— Short problem —
Scan the data below and pick out the lines containing the word "Коллекция".
********
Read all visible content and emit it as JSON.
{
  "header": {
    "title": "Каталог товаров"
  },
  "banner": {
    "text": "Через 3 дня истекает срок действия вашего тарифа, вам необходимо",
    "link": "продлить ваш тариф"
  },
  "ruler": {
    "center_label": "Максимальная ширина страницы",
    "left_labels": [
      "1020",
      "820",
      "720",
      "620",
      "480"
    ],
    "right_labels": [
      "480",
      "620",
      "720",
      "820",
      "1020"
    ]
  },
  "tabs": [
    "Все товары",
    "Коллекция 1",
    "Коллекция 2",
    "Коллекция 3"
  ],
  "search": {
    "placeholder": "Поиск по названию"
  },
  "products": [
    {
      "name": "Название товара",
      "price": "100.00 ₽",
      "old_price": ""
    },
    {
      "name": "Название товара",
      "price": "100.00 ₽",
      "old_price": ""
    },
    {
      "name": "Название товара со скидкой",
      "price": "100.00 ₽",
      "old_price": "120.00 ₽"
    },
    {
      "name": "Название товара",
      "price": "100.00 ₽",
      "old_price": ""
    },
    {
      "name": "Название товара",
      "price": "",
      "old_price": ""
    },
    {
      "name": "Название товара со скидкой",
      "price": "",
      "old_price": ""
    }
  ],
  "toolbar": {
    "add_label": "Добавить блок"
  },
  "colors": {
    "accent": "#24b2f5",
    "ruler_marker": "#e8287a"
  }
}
********
— Worked answer —
    "Коллекция 1",
    "Коллекция 2",
    "Коллекция 3"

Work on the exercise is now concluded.